→ To do: Select, from the material below, each line with "Salary" in it.

→ Source material:

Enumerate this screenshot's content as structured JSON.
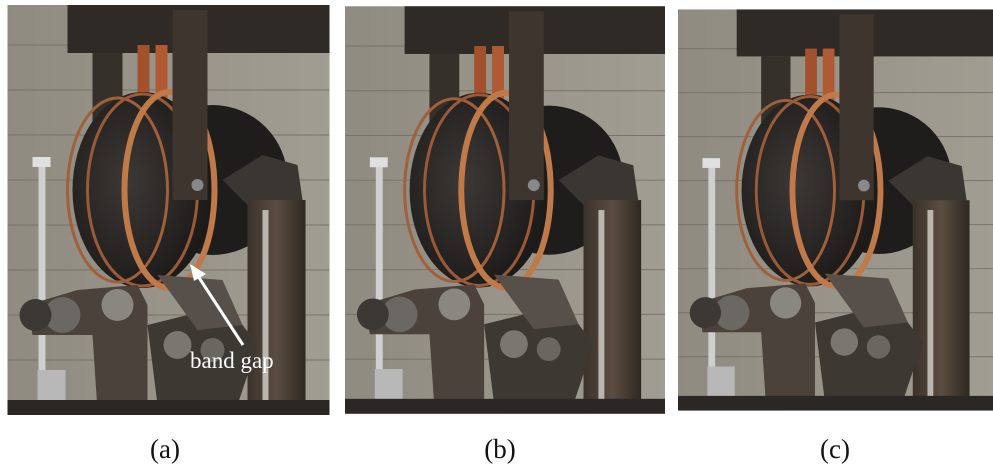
{
  "figure": {
    "panels": [
      {
        "caption": "(a)",
        "annotation": "band gap"
      },
      {
        "caption": "(b)"
      },
      {
        "caption": "(c)"
      }
    ]
  }
}
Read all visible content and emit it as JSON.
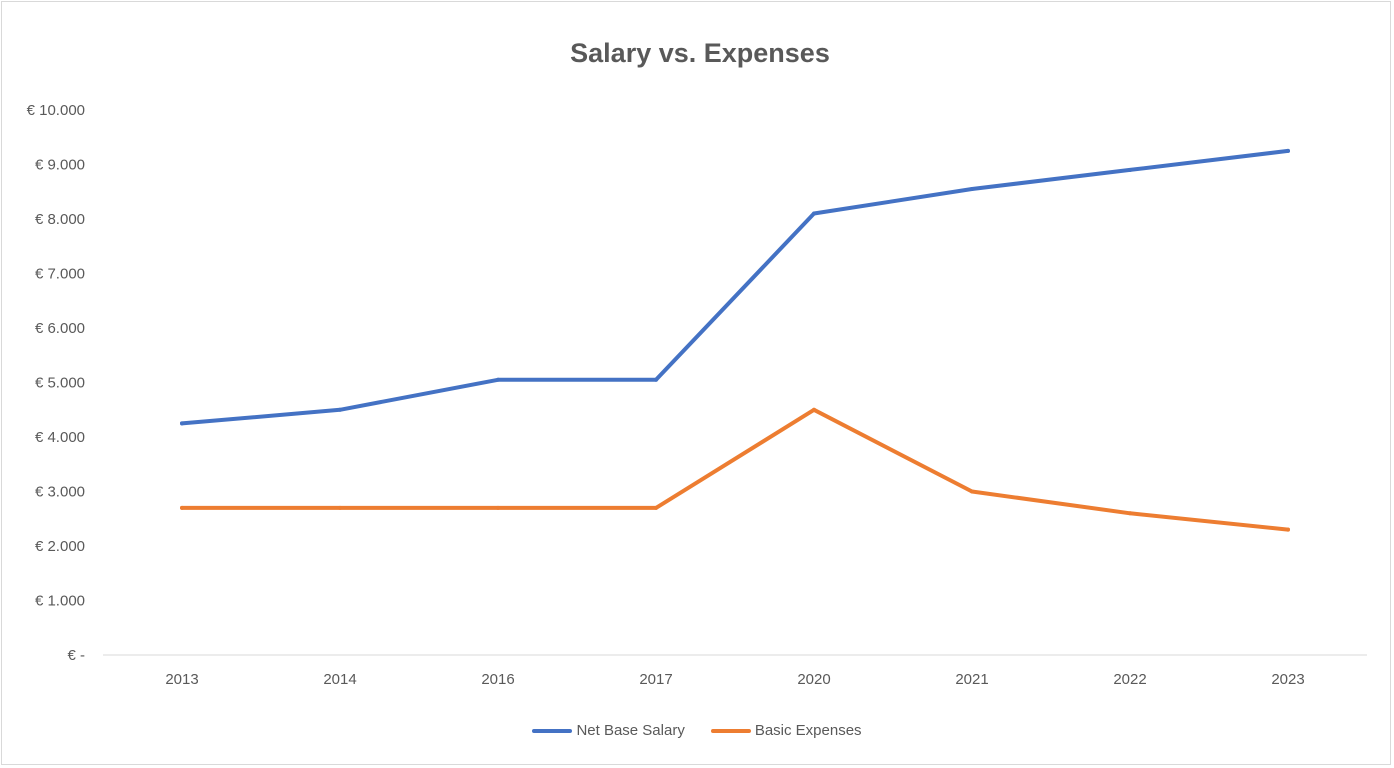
{
  "chart_data": {
    "type": "line",
    "title": "Salary vs. Expenses",
    "xlabel": "",
    "ylabel": "",
    "categories": [
      "2013",
      "2014",
      "2016",
      "2017",
      "2020",
      "2021",
      "2022",
      "2023"
    ],
    "series": [
      {
        "name": "Net Base Salary",
        "color": "#4472c4",
        "values": [
          4250,
          4500,
          5050,
          5050,
          8100,
          8550,
          8900,
          9250
        ]
      },
      {
        "name": "Basic Expenses",
        "color": "#ed7d31",
        "values": [
          2700,
          2700,
          2700,
          2700,
          4500,
          3000,
          2600,
          2300
        ]
      }
    ],
    "ylim": [
      0,
      10000
    ],
    "yticks": [
      0,
      1000,
      2000,
      3000,
      4000,
      5000,
      6000,
      7000,
      8000,
      9000,
      10000
    ],
    "ytick_labels": [
      "€ -",
      "€ 1.000",
      "€ 2.000",
      "€ 3.000",
      "€ 4.000",
      "€ 5.000",
      "€ 6.000",
      "€ 7.000",
      "€ 8.000",
      "€ 9.000",
      "€ 10.000"
    ],
    "grid": false,
    "legend_position": "bottom"
  }
}
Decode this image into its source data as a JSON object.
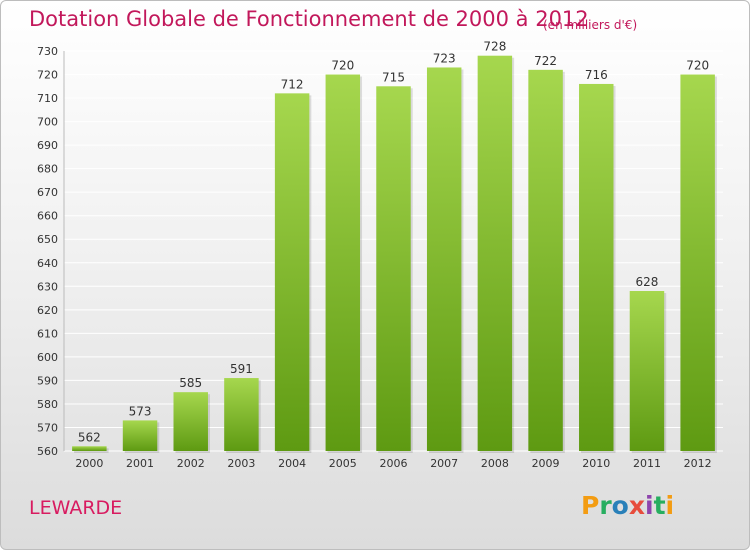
{
  "title": "Dotation Globale de Fonctionnement de 2000 à 2012",
  "unit": "(en milliers d'€)",
  "commune": "LEWARDE",
  "logo": {
    "letters": [
      "P",
      "r",
      "o",
      "x",
      "i",
      "t",
      "i"
    ],
    "colors": [
      "#f39c12",
      "#27ae60",
      "#2980b9",
      "#e74c3c",
      "#8e44ad",
      "#27ae60",
      "#f39c12"
    ]
  },
  "colors": {
    "bar_light": "#a6d74e",
    "bar_dark": "#5e9a12",
    "grid": "#ffffff",
    "title": "#c2185b"
  },
  "chart_data": {
    "type": "bar",
    "title": "Dotation Globale de Fonctionnement de 2000 à 2012",
    "categories": [
      "2000",
      "2001",
      "2002",
      "2003",
      "2004",
      "2005",
      "2006",
      "2007",
      "2008",
      "2009",
      "2010",
      "2011",
      "2012"
    ],
    "values": [
      562,
      573,
      585,
      591,
      712,
      720,
      715,
      723,
      728,
      722,
      716,
      628,
      720
    ],
    "ylim": [
      560,
      730
    ],
    "yticks": [
      560,
      570,
      580,
      590,
      600,
      610,
      620,
      630,
      640,
      650,
      660,
      670,
      680,
      690,
      700,
      710,
      720,
      730
    ],
    "grid": true,
    "xlabel": "",
    "ylabel": ""
  }
}
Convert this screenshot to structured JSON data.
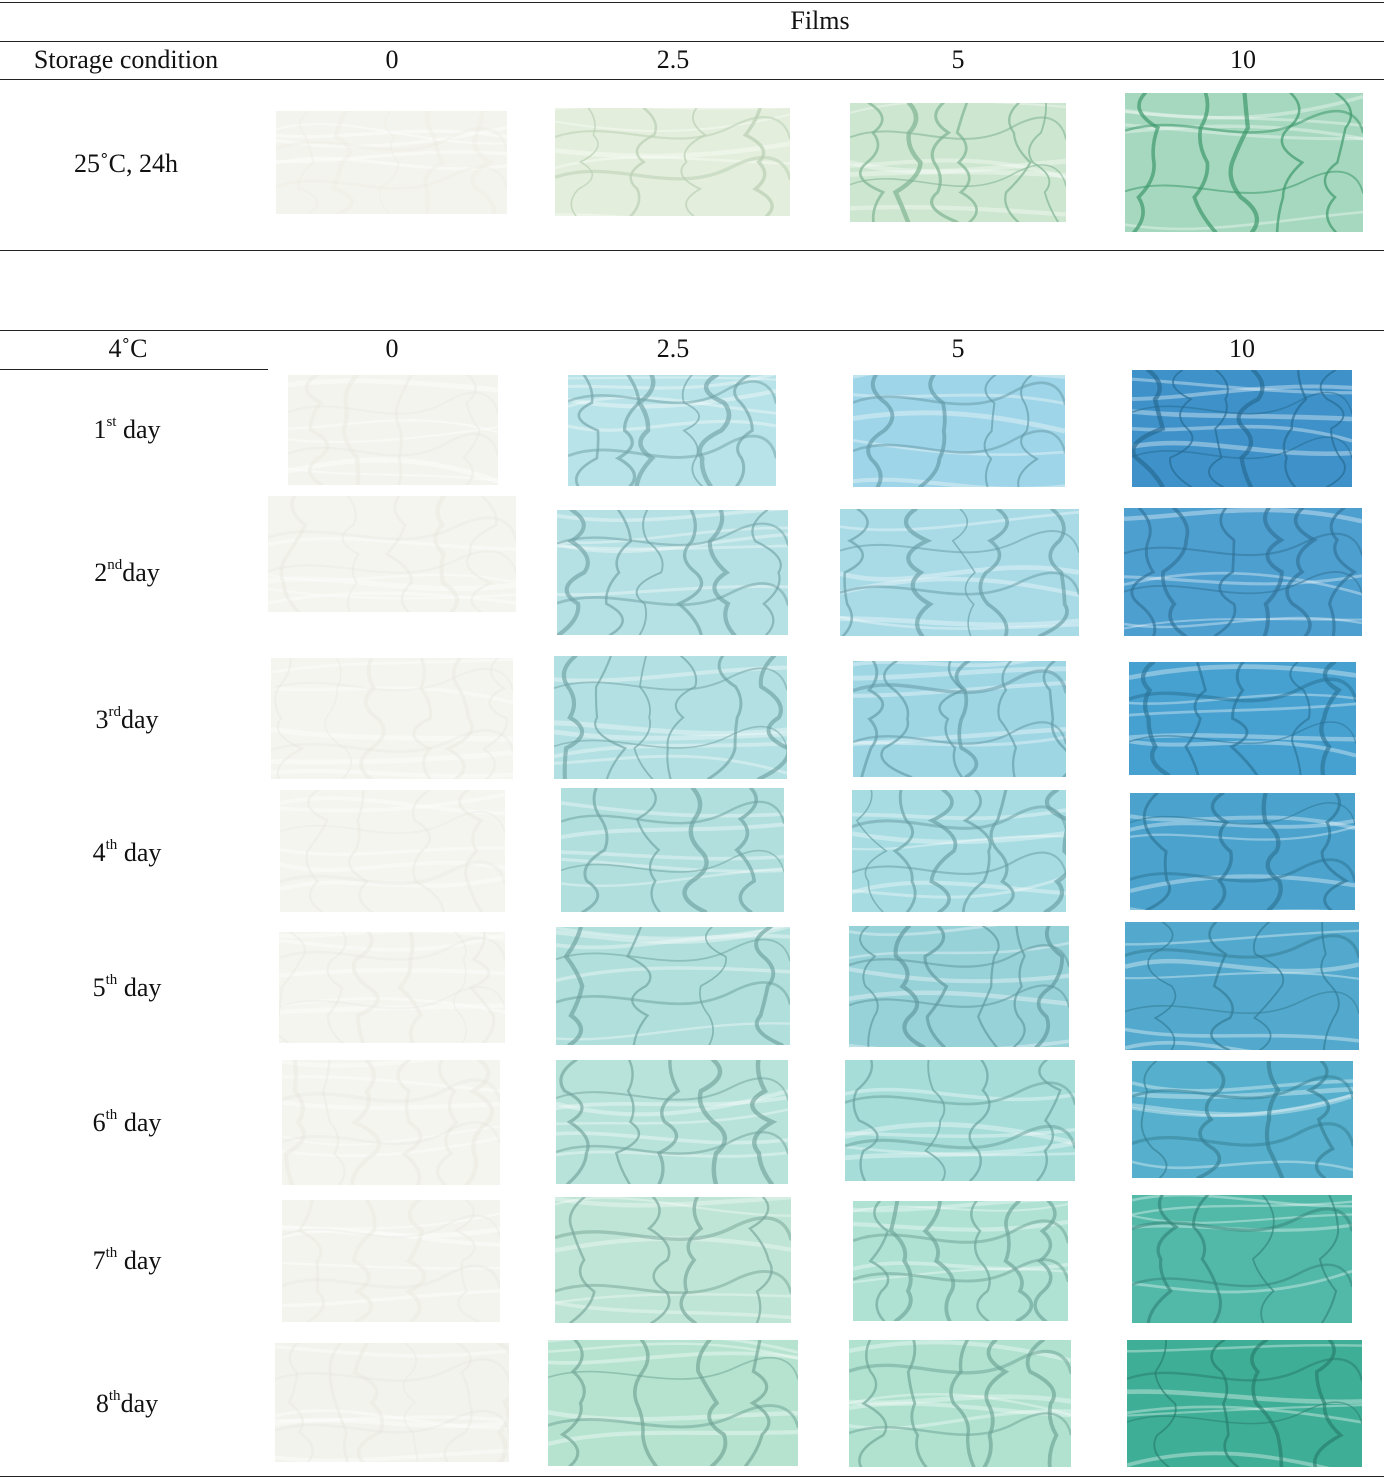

→ Result for this task:
    "title": "Salary vs. Expenses",
        "name": "Net Base Salary",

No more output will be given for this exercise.